## Problem requirements
Where a line below holds the string "Temporal", copy that line.

## Rows
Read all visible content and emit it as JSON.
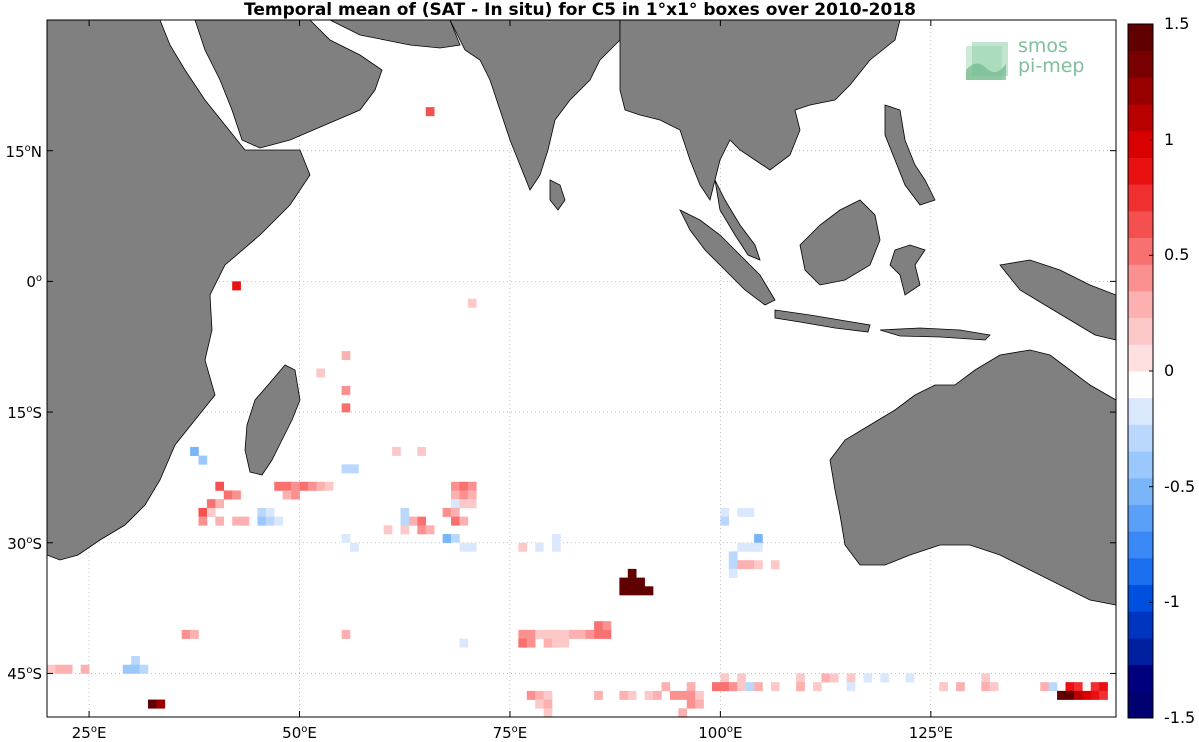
{
  "title": "Temporal mean of (SAT - In situ) for C5 in 1°x1° boxes over 2010-2018",
  "logo": {
    "line1": "smos",
    "line2": "pi-mep"
  },
  "chart_data": {
    "type": "heatmap",
    "title": "Temporal mean of (SAT - In situ) for C5 in 1°x1° boxes over 2010-2018",
    "projection": "equirectangular",
    "lon_range": [
      20,
      147
    ],
    "lat_range": [
      -50,
      30
    ],
    "x_ticks": [
      {
        "value": 25,
        "deg": "25",
        "hemi": "E"
      },
      {
        "value": 50,
        "deg": "50",
        "hemi": "E"
      },
      {
        "value": 75,
        "deg": "75",
        "hemi": "E"
      },
      {
        "value": 100,
        "deg": "100",
        "hemi": "E"
      },
      {
        "value": 125,
        "deg": "125",
        "hemi": "E"
      }
    ],
    "y_ticks": [
      {
        "value": 15,
        "deg": "15",
        "hemi": "N"
      },
      {
        "value": 0,
        "deg": "0",
        "hemi": ""
      },
      {
        "value": -15,
        "deg": "15",
        "hemi": "S"
      },
      {
        "value": -30,
        "deg": "30",
        "hemi": "S"
      },
      {
        "value": -45,
        "deg": "45",
        "hemi": "S"
      }
    ],
    "grid": true,
    "land_color": "#808080",
    "colorbar": {
      "min": -1.5,
      "max": 1.5,
      "ticks": [
        "1.5",
        "1",
        "0.5",
        "0",
        "-0.5",
        "-1",
        "-1.5"
      ],
      "tick_values": [
        1.5,
        1,
        0.5,
        0,
        -0.5,
        -1,
        -1.5
      ],
      "colors": [
        "#000070",
        "#00007f",
        "#0020a0",
        "#0035c0",
        "#0050e0",
        "#1a6ef0",
        "#3a88f5",
        "#5aa0f8",
        "#7ab5fa",
        "#9ac8fc",
        "#bad8fd",
        "#dae8fe",
        "#ffffff",
        "#fee0e0",
        "#fdc8c8",
        "#fcb0b0",
        "#fa9090",
        "#f87070",
        "#f55050",
        "#f03030",
        "#e81010",
        "#d80000",
        "#b80000",
        "#980000",
        "#780000",
        "#600000"
      ]
    },
    "cells": [
      {
        "lon": 65,
        "lat": 19,
        "v": 0.6
      },
      {
        "lon": 42,
        "lat": -1,
        "v": 0.9
      },
      {
        "lon": 70,
        "lat": -3,
        "v": 0.15
      },
      {
        "lon": 55,
        "lat": -9,
        "v": 0.3
      },
      {
        "lon": 52,
        "lat": -11,
        "v": 0.2
      },
      {
        "lon": 55,
        "lat": -13,
        "v": 0.4
      },
      {
        "lon": 55,
        "lat": -15,
        "v": 0.5
      },
      {
        "lon": 37,
        "lat": -20,
        "v": -0.5
      },
      {
        "lon": 38,
        "lat": -21,
        "v": -0.4
      },
      {
        "lon": 61,
        "lat": -20,
        "v": 0.15
      },
      {
        "lon": 64,
        "lat": -20,
        "v": 0.2
      },
      {
        "lon": 55,
        "lat": -22,
        "v": -0.3
      },
      {
        "lon": 56,
        "lat": -22,
        "v": -0.3
      },
      {
        "lon": 47,
        "lat": -24,
        "v": 0.5
      },
      {
        "lon": 48,
        "lat": -24,
        "v": 0.5
      },
      {
        "lon": 49,
        "lat": -24,
        "v": 0.4
      },
      {
        "lon": 50,
        "lat": -24,
        "v": 0.5
      },
      {
        "lon": 51,
        "lat": -24,
        "v": 0.4
      },
      {
        "lon": 52,
        "lat": -24,
        "v": 0.3
      },
      {
        "lon": 53,
        "lat": -24,
        "v": 0.2
      },
      {
        "lon": 48,
        "lat": -25,
        "v": 0.3
      },
      {
        "lon": 49,
        "lat": -25,
        "v": 0.4
      },
      {
        "lon": 40,
        "lat": -24,
        "v": 0.6
      },
      {
        "lon": 41,
        "lat": -25,
        "v": 0.5
      },
      {
        "lon": 42,
        "lat": -25,
        "v": 0.4
      },
      {
        "lon": 39,
        "lat": -26,
        "v": 0.5
      },
      {
        "lon": 40,
        "lat": -26,
        "v": 0.3
      },
      {
        "lon": 38,
        "lat": -27,
        "v": 0.6
      },
      {
        "lon": 39,
        "lat": -27,
        "v": 0.2
      },
      {
        "lon": 38,
        "lat": -28,
        "v": 0.4
      },
      {
        "lon": 40,
        "lat": -28,
        "v": 0.3
      },
      {
        "lon": 42,
        "lat": -28,
        "v": 0.3
      },
      {
        "lon": 43,
        "lat": -28,
        "v": 0.3
      },
      {
        "lon": 45,
        "lat": -27,
        "v": -0.3
      },
      {
        "lon": 46,
        "lat": -27,
        "v": -0.2
      },
      {
        "lon": 45,
        "lat": -28,
        "v": -0.4
      },
      {
        "lon": 46,
        "lat": -28,
        "v": -0.3
      },
      {
        "lon": 47,
        "lat": -28,
        "v": -0.2
      },
      {
        "lon": 68,
        "lat": -24,
        "v": 0.4
      },
      {
        "lon": 69,
        "lat": -24,
        "v": 0.5
      },
      {
        "lon": 70,
        "lat": -24,
        "v": 0.4
      },
      {
        "lon": 68,
        "lat": -25,
        "v": 0.3
      },
      {
        "lon": 69,
        "lat": -25,
        "v": 0.35
      },
      {
        "lon": 70,
        "lat": -25,
        "v": 0.3
      },
      {
        "lon": 68,
        "lat": -26,
        "v": -0.2
      },
      {
        "lon": 69,
        "lat": -26,
        "v": 0.2
      },
      {
        "lon": 70,
        "lat": -26,
        "v": 0.2
      },
      {
        "lon": 67,
        "lat": -27,
        "v": 0.4
      },
      {
        "lon": 68,
        "lat": -27,
        "v": 0.3
      },
      {
        "lon": 68,
        "lat": -28,
        "v": 0.5
      },
      {
        "lon": 69,
        "lat": -28,
        "v": 0.3
      },
      {
        "lon": 62,
        "lat": -27,
        "v": -0.3
      },
      {
        "lon": 62,
        "lat": -28,
        "v": -0.25
      },
      {
        "lon": 63,
        "lat": -28,
        "v": 0.3
      },
      {
        "lon": 64,
        "lat": -28,
        "v": 0.5
      },
      {
        "lon": 64,
        "lat": -29,
        "v": 0.4
      },
      {
        "lon": 65,
        "lat": -29,
        "v": 0.3
      },
      {
        "lon": 60,
        "lat": -29,
        "v": 0.2
      },
      {
        "lon": 62,
        "lat": -29,
        "v": 0.2
      },
      {
        "lon": 67,
        "lat": -30,
        "v": -0.5
      },
      {
        "lon": 68,
        "lat": -30,
        "v": -0.3
      },
      {
        "lon": 69,
        "lat": -31,
        "v": -0.2
      },
      {
        "lon": 70,
        "lat": -31,
        "v": -0.15
      },
      {
        "lon": 68,
        "lat": -31,
        "v": -0.1
      },
      {
        "lon": 55,
        "lat": -30,
        "v": -0.15
      },
      {
        "lon": 55,
        "lat": -31,
        "v": -0.1
      },
      {
        "lon": 56,
        "lat": -31,
        "v": -0.15
      },
      {
        "lon": 76,
        "lat": -31,
        "v": 0.2
      },
      {
        "lon": 79,
        "lat": -30,
        "v": -0.1
      },
      {
        "lon": 80,
        "lat": -30,
        "v": -0.15
      },
      {
        "lon": 78,
        "lat": -31,
        "v": -0.15
      },
      {
        "lon": 79,
        "lat": -31,
        "v": -0.1
      },
      {
        "lon": 80,
        "lat": -31,
        "v": -0.15
      },
      {
        "lon": 100,
        "lat": -27,
        "v": -0.2
      },
      {
        "lon": 102,
        "lat": -27,
        "v": -0.15
      },
      {
        "lon": 103,
        "lat": -27,
        "v": -0.15
      },
      {
        "lon": 100,
        "lat": -28,
        "v": -0.3
      },
      {
        "lon": 104,
        "lat": -30,
        "v": -0.5
      },
      {
        "lon": 102,
        "lat": -31,
        "v": -0.2
      },
      {
        "lon": 103,
        "lat": -31,
        "v": -0.2
      },
      {
        "lon": 104,
        "lat": -31,
        "v": -0.2
      },
      {
        "lon": 101,
        "lat": -32,
        "v": -0.3
      },
      {
        "lon": 101,
        "lat": -33,
        "v": -0.25
      },
      {
        "lon": 102,
        "lat": -33,
        "v": 0.3
      },
      {
        "lon": 103,
        "lat": -33,
        "v": 0.3
      },
      {
        "lon": 104,
        "lat": -33,
        "v": 0.2
      },
      {
        "lon": 106,
        "lat": -33,
        "v": 0.2
      },
      {
        "lon": 101,
        "lat": -34,
        "v": -0.2
      },
      {
        "lon": 89,
        "lat": -34,
        "v": 1.5
      },
      {
        "lon": 88,
        "lat": -35,
        "v": 1.5
      },
      {
        "lon": 89,
        "lat": -35,
        "v": 1.5
      },
      {
        "lon": 90,
        "lat": -35,
        "v": 1.5
      },
      {
        "lon": 88,
        "lat": -36,
        "v": 1.5
      },
      {
        "lon": 89,
        "lat": -36,
        "v": 1.5
      },
      {
        "lon": 90,
        "lat": -36,
        "v": 1.5
      },
      {
        "lon": 91,
        "lat": -36,
        "v": 1.5
      },
      {
        "lon": 36,
        "lat": -41,
        "v": 0.4
      },
      {
        "lon": 37,
        "lat": -41,
        "v": 0.3
      },
      {
        "lon": 55,
        "lat": -41,
        "v": 0.3
      },
      {
        "lon": 69,
        "lat": -42,
        "v": -0.2
      },
      {
        "lon": 76,
        "lat": -41,
        "v": 0.4
      },
      {
        "lon": 77,
        "lat": -41,
        "v": 0.4
      },
      {
        "lon": 78,
        "lat": -41,
        "v": 0.2
      },
      {
        "lon": 79,
        "lat": -41,
        "v": 0.2
      },
      {
        "lon": 80,
        "lat": -41,
        "v": 0.2
      },
      {
        "lon": 81,
        "lat": -41,
        "v": 0.2
      },
      {
        "lon": 82,
        "lat": -41,
        "v": 0.3
      },
      {
        "lon": 83,
        "lat": -41,
        "v": 0.3
      },
      {
        "lon": 84,
        "lat": -41,
        "v": 0.4
      },
      {
        "lon": 85,
        "lat": -41,
        "v": 0.5
      },
      {
        "lon": 86,
        "lat": -41,
        "v": 0.5
      },
      {
        "lon": 85,
        "lat": -40,
        "v": 0.5
      },
      {
        "lon": 86,
        "lat": -40,
        "v": 0.45
      },
      {
        "lon": 76,
        "lat": -42,
        "v": 0.5
      },
      {
        "lon": 77,
        "lat": -42,
        "v": 0.4
      },
      {
        "lon": 79,
        "lat": -42,
        "v": 0.3
      },
      {
        "lon": 80,
        "lat": -42,
        "v": 0.2
      },
      {
        "lon": 81,
        "lat": -42,
        "v": 0.15
      },
      {
        "lon": 20,
        "lat": -45,
        "v": 0.2
      },
      {
        "lon": 21,
        "lat": -45,
        "v": 0.3
      },
      {
        "lon": 22,
        "lat": -45,
        "v": 0.3
      },
      {
        "lon": 24,
        "lat": -45,
        "v": 0.3
      },
      {
        "lon": 30,
        "lat": -44,
        "v": -0.3
      },
      {
        "lon": 29,
        "lat": -45,
        "v": -0.4
      },
      {
        "lon": 30,
        "lat": -45,
        "v": -0.4
      },
      {
        "lon": 31,
        "lat": -45,
        "v": -0.3
      },
      {
        "lon": 32,
        "lat": -49,
        "v": 1.5
      },
      {
        "lon": 33,
        "lat": -49,
        "v": 1.2
      },
      {
        "lon": 100,
        "lat": -46,
        "v": 0.2
      },
      {
        "lon": 102,
        "lat": -46,
        "v": 0.2
      },
      {
        "lon": 109,
        "lat": -46,
        "v": 0.2
      },
      {
        "lon": 112,
        "lat": -46,
        "v": 0.3
      },
      {
        "lon": 113,
        "lat": -46,
        "v": 0.2
      },
      {
        "lon": 115,
        "lat": -46,
        "v": 0.2
      },
      {
        "lon": 117,
        "lat": -46,
        "v": -0.15
      },
      {
        "lon": 119,
        "lat": -46,
        "v": -0.2
      },
      {
        "lon": 122,
        "lat": -46,
        "v": -0.2
      },
      {
        "lon": 131,
        "lat": -46,
        "v": 0.2
      },
      {
        "lon": 99,
        "lat": -47,
        "v": 0.5
      },
      {
        "lon": 100,
        "lat": -47,
        "v": 0.5
      },
      {
        "lon": 101,
        "lat": -47,
        "v": 0.4
      },
      {
        "lon": 102,
        "lat": -47,
        "v": 0.2
      },
      {
        "lon": 103,
        "lat": -47,
        "v": -0.3
      },
      {
        "lon": 104,
        "lat": -47,
        "v": 0.3
      },
      {
        "lon": 106,
        "lat": -47,
        "v": 0.2
      },
      {
        "lon": 109,
        "lat": -47,
        "v": 0.3
      },
      {
        "lon": 111,
        "lat": -47,
        "v": 0.2
      },
      {
        "lon": 115,
        "lat": -47,
        "v": -0.2
      },
      {
        "lon": 126,
        "lat": -47,
        "v": 0.2
      },
      {
        "lon": 128,
        "lat": -47,
        "v": 0.3
      },
      {
        "lon": 131,
        "lat": -47,
        "v": 0.3
      },
      {
        "lon": 132,
        "lat": -47,
        "v": 0.2
      },
      {
        "lon": 138,
        "lat": -47,
        "v": 0.3
      },
      {
        "lon": 139,
        "lat": -47,
        "v": -0.3
      },
      {
        "lon": 141,
        "lat": -47,
        "v": 0.9
      },
      {
        "lon": 142,
        "lat": -47,
        "v": 0.8
      },
      {
        "lon": 144,
        "lat": -47,
        "v": 0.8
      },
      {
        "lon": 145,
        "lat": -47,
        "v": 0.9
      },
      {
        "lon": 93,
        "lat": -47,
        "v": 0.3
      },
      {
        "lon": 96,
        "lat": -47,
        "v": 0.3
      },
      {
        "lon": 95,
        "lat": -48,
        "v": 0.4
      },
      {
        "lon": 96,
        "lat": -48,
        "v": 0.4
      },
      {
        "lon": 97,
        "lat": -48,
        "v": 0.2
      },
      {
        "lon": 140,
        "lat": -48,
        "v": 1.5
      },
      {
        "lon": 141,
        "lat": -48,
        "v": 1.4
      },
      {
        "lon": 142,
        "lat": -48,
        "v": 1.1
      },
      {
        "lon": 143,
        "lat": -48,
        "v": 1.0
      },
      {
        "lon": 144,
        "lat": -48,
        "v": 0.9
      },
      {
        "lon": 145,
        "lat": -48,
        "v": 0.8
      },
      {
        "lon": 77,
        "lat": -48,
        "v": 0.4
      },
      {
        "lon": 78,
        "lat": -48,
        "v": 0.3
      },
      {
        "lon": 79,
        "lat": -48,
        "v": 0.2
      },
      {
        "lon": 85,
        "lat": -48,
        "v": 0.3
      },
      {
        "lon": 88,
        "lat": -48,
        "v": 0.3
      },
      {
        "lon": 89,
        "lat": -48,
        "v": 0.2
      },
      {
        "lon": 91,
        "lat": -48,
        "v": 0.2
      },
      {
        "lon": 92,
        "lat": -48,
        "v": 0.3
      },
      {
        "lon": 94,
        "lat": -48,
        "v": 0.4
      },
      {
        "lon": 78,
        "lat": -49,
        "v": 0.2
      },
      {
        "lon": 79,
        "lat": -49,
        "v": 0.3
      },
      {
        "lon": 96,
        "lat": -49,
        "v": 0.4
      },
      {
        "lon": 97,
        "lat": -49,
        "v": 0.3
      },
      {
        "lon": 79,
        "lat": -50,
        "v": 0.2
      },
      {
        "lon": 95,
        "lat": -50,
        "v": 0.3
      }
    ]
  }
}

## Solution for this exercise
  "title": "Temporal mean of (SAT - In situ) for C5 in 1°x1° boxes over 2010-2018",
    "title": "Temporal mean of (SAT - In situ) for C5 in 1°x1° boxes over 2010-2018",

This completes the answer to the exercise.